Given text -
Worldfilm festival, taking place for the fourth time at 2007, is once again dedicated to anthropological and creative documentary film pimarily. Although not always very similar in their film language, these two directions in documentary film are similar in being close to the human beings and in the ability to show the everyday life bigger, more significant and often more poetic than we ourselves are able to notice, while in the middle of everyday bustles.

Anthropologist James Clifford has contradicted two forms of culture to each other, saying that cultures and identities are best understood through the metaphors of roots and routes. This has also formed the basis for this year’s main topic of the festival, being about the mobility and locality in culture. On the one hand, culture is about being rooted in a locality, on the other hand, culture is something that exists through routes, traveling and wandering around. Although films rooted in anthropology are quite often recording the life in local communities, in order to understand the widening and functioning of the world, one has also to take into account moving from one place to the other.

The metaphors of roots and routes refer to several questions. For sociologists and anthropologists, the concept of “roots and routes” is heavily connected to the ethnic and racial marginalization, borders, minority politics, questions of post colonialism and Diasporas, topics of economic and political refugees. It is a concept loaded with politics. Worldfilm has taken the freedom to handle this concept more widely. The film cameras have depicted self-quests of the individuals as well as their acts, originating from religious and cultural meanings, but also stories about traditional nomads, pilgrims and travelers. The program contains films about being on the road, but also more psychologically grounded narratives about how the need to be mobile can be harassing, or, on the contrary, how it is a way to escape harassment and dead ends in one’s life.

Given information -

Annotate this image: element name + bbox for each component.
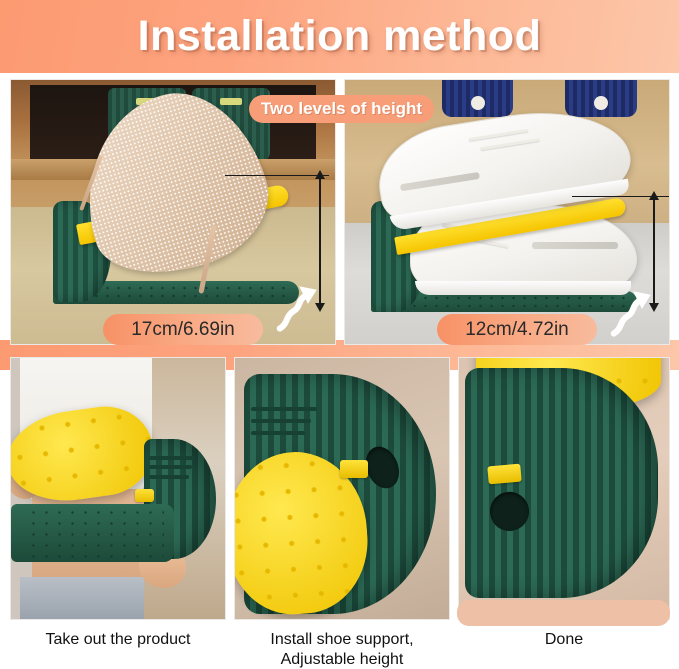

Goal 1 - In the Worldfilm text, which anthropologist's metaphors of roots and routes shaped this year's main festival topic?
Goal 2 - Please say whether each statement agrees with the Worldfilm text, answering yes or no and quoting the words that decide it. (a) The festival took place for the fourth time in 2007. (b) Worldfilm limits "roots and routes" to the political sense sociologists give it. (c) The program includes stories about traditional nomads and pilgrims.

Complete answer 1 - James Clifford

Complete answer 2 -
(a) Yes: "taking place for the fourth time at 2007"
(b) No: "Worldfilm has taken the freedom to handle this concept more widely."
(c) Yes: "but also stories about traditional nomads, pilgrims and travelers"